Directions for this task:
Transcribe the full listing exactly, and drop every picture.

Available data:

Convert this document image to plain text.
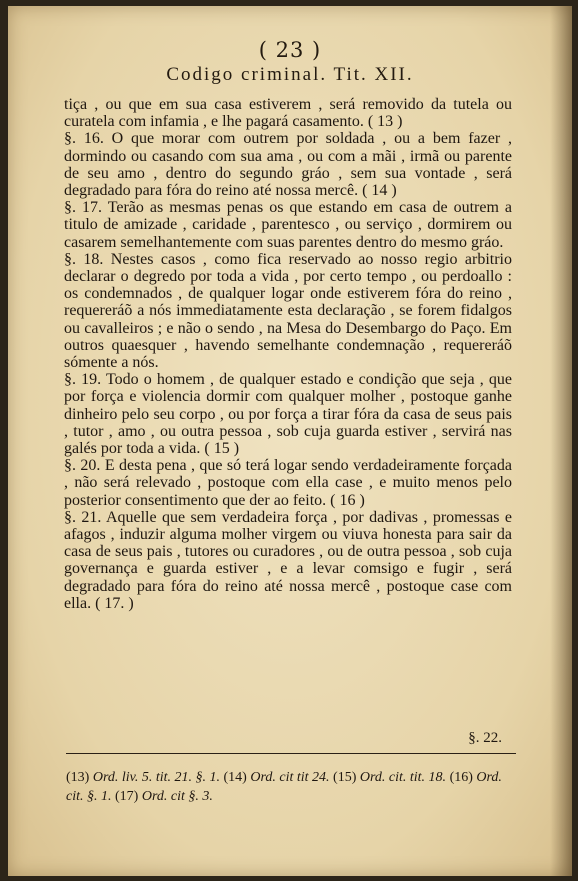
( 23 )
Codigo criminal. Tit. XII.

tiça , ou que em sua casa estiverem , será removido da tutela ou curatela com infamia , e lhe pagará casamento. ( 13 )

§. 16. O que morar com outrem por soldada , ou a bem fazer , dormindo ou casando com sua ama , ou com a mãi , irmã ou parente de seu amo , dentro do segundo gráo , sem sua vontade , será degradado para fóra do reino até nossa mercê. ( 14 )

§. 17. Terão as mesmas penas os que estando em casa de outrem a titulo de amizade , caridade , parentesco , ou serviço , dormirem ou casarem semelhantemente com suas parentes dentro do mesmo gráo.

§. 18. Nestes casos , como fica reservado ao nosso regio arbitrio declarar o degredo por toda a vida , por certo tempo , ou perdoallo : os condemnados , de qualquer logar onde estiverem fóra do reino , requereráõ a nós immediatamente esta declaração , se forem fidalgos ou cavalleiros ; e não o sendo , na Mesa do Desembargo do Paço. Em outros quaesquer , havendo semelhante condemnação , requereráõ sómente a nós.

§. 19. Todo o homem , de qualquer estado e condição que seja , que por força e violencia dormir com qualquer molher , postoque ganhe dinheiro pelo seu corpo , ou por força a tirar fóra da casa de seus pais , tutor , amo , ou outra pessoa , sob cuja guarda estiver , servirá nas galés por toda a vida. ( 15 )

§. 20. E desta pena , que só terá logar sendo verdadeiramente forçada , não será relevado , postoque com ella case , e muito menos pelo posterior consentimento que der ao feito. ( 16 )

§. 21. Aquelle que sem verdadeira força , por dadivas , promessas e afagos , induzir alguma molher virgem ou viuva honesta para sair da casa de seus pais , tutores ou curadores , ou de outra pessoa , sob cuja governança e guarda estiver , e a levar comsigo e fugir , será degradado para fóra do reino até nossa mercê , postoque case com ella. ( 17. )

§. 22.
(13) Ord. liv. 5. tit. 21. §. 1. (14) Ord. cit tit 24. (15) Ord. cit. tit. 18. (16) Ord. cit. §. 1. (17) Ord. cit §. 3.
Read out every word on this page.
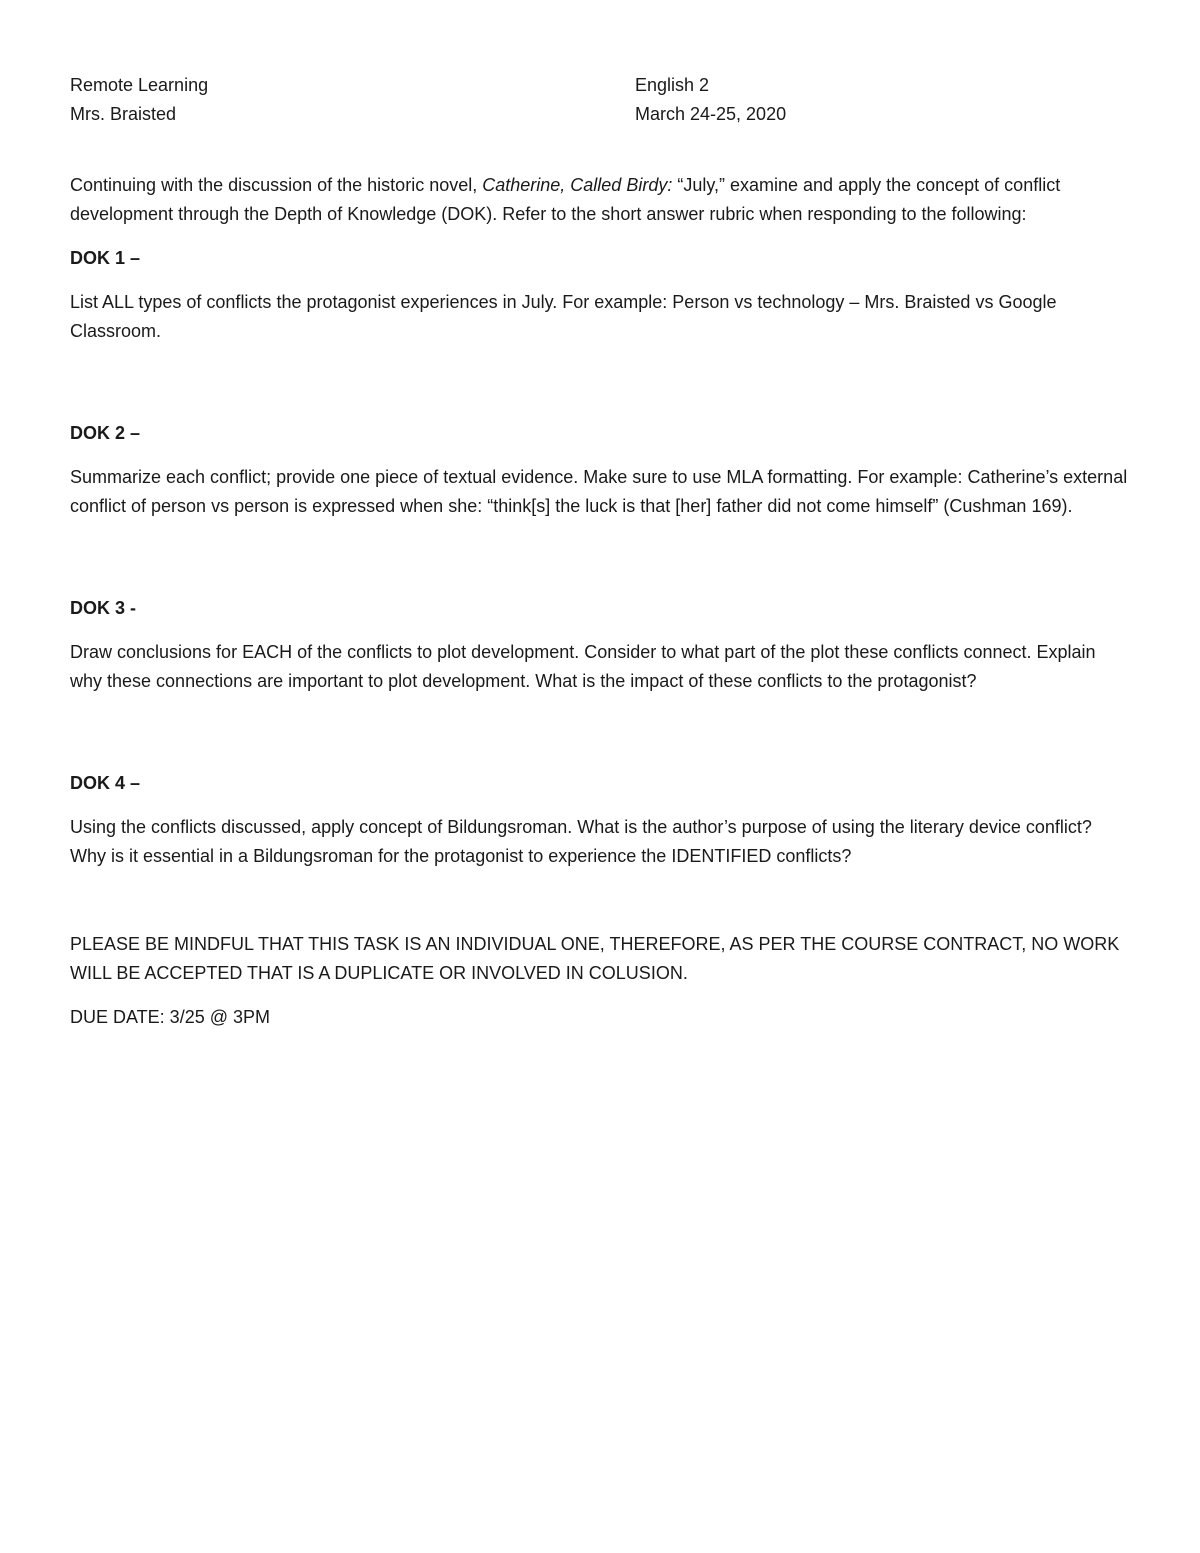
Remote Learning	English 2
Mrs. Braisted	March 24-25, 2020

Continuing with the discussion of the historic novel, Catherine, Called Birdy: “July,” examine and apply the concept of conflict development through the Depth of Knowledge (DOK). Refer to the short answer rubric when responding to the following:

DOK 1 –

List ALL types of conflicts the protagonist experiences in July. For example: Person vs technology – Mrs. Braisted vs Google Classroom.

DOK 2 –

Summarize each conflict; provide one piece of textual evidence. Make sure to use MLA formatting. For example: Catherine’s external conflict of person vs person is expressed when she: “think[s] the luck is that [her] father did not come himself” (Cushman 169).

DOK 3 -

Draw conclusions for EACH of the conflicts to plot development. Consider to what part of the plot these conflicts connect. Explain why these connections are important to plot development. What is the impact of these conflicts to the protagonist?

DOK 4 –

Using the conflicts discussed, apply concept of Bildungsroman. What is the author’s purpose of using the literary device conflict? Why is it essential in a Bildungsroman for the protagonist to experience the IDENTIFIED conflicts?

PLEASE BE MINDFUL THAT THIS TASK IS AN INDIVIDUAL ONE, THEREFORE, AS PER THE COURSE CONTRACT, NO WORK WILL BE ACCEPTED THAT IS A DUPLICATE OR INVOLVED IN COLUSION.

DUE DATE: 3/25 @ 3PM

The reply:
Convert this document image to plain text.
( 23 )
Codigo criminal. Tit. XII.

tiça , ou que em sua casa estiverem , será removido da tutela ou curatela com infamia , e lhe pagará casamento. ( 13 )

§. 16. O que morar com outrem por soldada , ou a bem fazer , dormindo ou casando com sua ama , ou com a mãi , irmã ou parente de seu amo , dentro do segundo gráo , sem sua vontade , será degradado para fóra do reino até nossa mercê. ( 14 )

§. 17. Terão as mesmas penas os que estando em casa de outrem a titulo de amizade , caridade , parentesco , ou serviço , dormirem ou casarem semelhantemente com suas parentes dentro do mesmo gráo.

§. 18. Nestes casos , como fica reservado ao nosso regio arbitrio declarar o degredo por toda a vida , por certo tempo , ou perdoallo : os condemnados , de qualquer logar onde estiverem fóra do reino , requereráõ a nós immediatamente esta declaração , se forem fidalgos ou cavalleiros ; e não o sendo , na Mesa do Desembargo do Paço. Em outros quaesquer , havendo semelhante condemnação , requereráõ sómente a nós.

§. 19. Todo o homem , de qualquer estado e condição que seja , que por força e violencia dormir com qualquer molher , postoque ganhe dinheiro pelo seu corpo , ou por força a tirar fóra da casa de seus pais , tutor , amo , ou outra pessoa , sob cuja guarda estiver , servirá nas galés por toda a vida. ( 15 )

§. 20. E desta pena , que só terá logar sendo verdadeiramente forçada , não será relevado , postoque com ella case , e muito menos pelo posterior consentimento que der ao feito. ( 16 )

§. 21. Aquelle que sem verdadeira força , por dadivas , promessas e afagos , induzir alguma molher virgem ou viuva honesta para sair da casa de seus pais , tutores ou curadores , ou de outra pessoa , sob cuja governança e guarda estiver , e a levar comsigo e fugir , será degradado para fóra do reino até nossa mercê , postoque case com ella. ( 17. )

§. 22.
(13) Ord. liv. 5. tit. 21. §. 1. (14) Ord. cit tit 24. (15) Ord. cit. tit. 18. (16) Ord. cit. §. 1. (17) Ord. cit §. 3.
Read out every word on this page.
Remote Learning	English 2
Mrs. Braisted	March 24-25, 2020

Continuing with the discussion of the historic novel, Catherine, Called Birdy: “July,” examine and apply the concept of conflict development through the Depth of Knowledge (DOK). Refer to the short answer rubric when responding to the following:

DOK 1 –

List ALL types of conflicts the protagonist experiences in July. For example: Person vs technology – Mrs. Braisted vs Google Classroom.

DOK 2 –

Summarize each conflict; provide one piece of textual evidence. Make sure to use MLA formatting. For example: Catherine’s external conflict of person vs person is expressed when she: “think[s] the luck is that [her] father did not come himself” (Cushman 169).

DOK 3 -

Draw conclusions for EACH of the conflicts to plot development. Consider to what part of the plot these conflicts connect. Explain why these connections are important to plot development. What is the impact of these conflicts to the protagonist?

DOK 4 –

Using the conflicts discussed, apply concept of Bildungsroman. What is the author’s purpose of using the literary device conflict? Why is it essential in a Bildungsroman for the protagonist to experience the IDENTIFIED conflicts?

PLEASE BE MINDFUL THAT THIS TASK IS AN INDIVIDUAL ONE, THEREFORE, AS PER THE COURSE CONTRACT, NO WORK WILL BE ACCEPTED THAT IS A DUPLICATE OR INVOLVED IN COLUSION.

DUE DATE: 3/25 @ 3PM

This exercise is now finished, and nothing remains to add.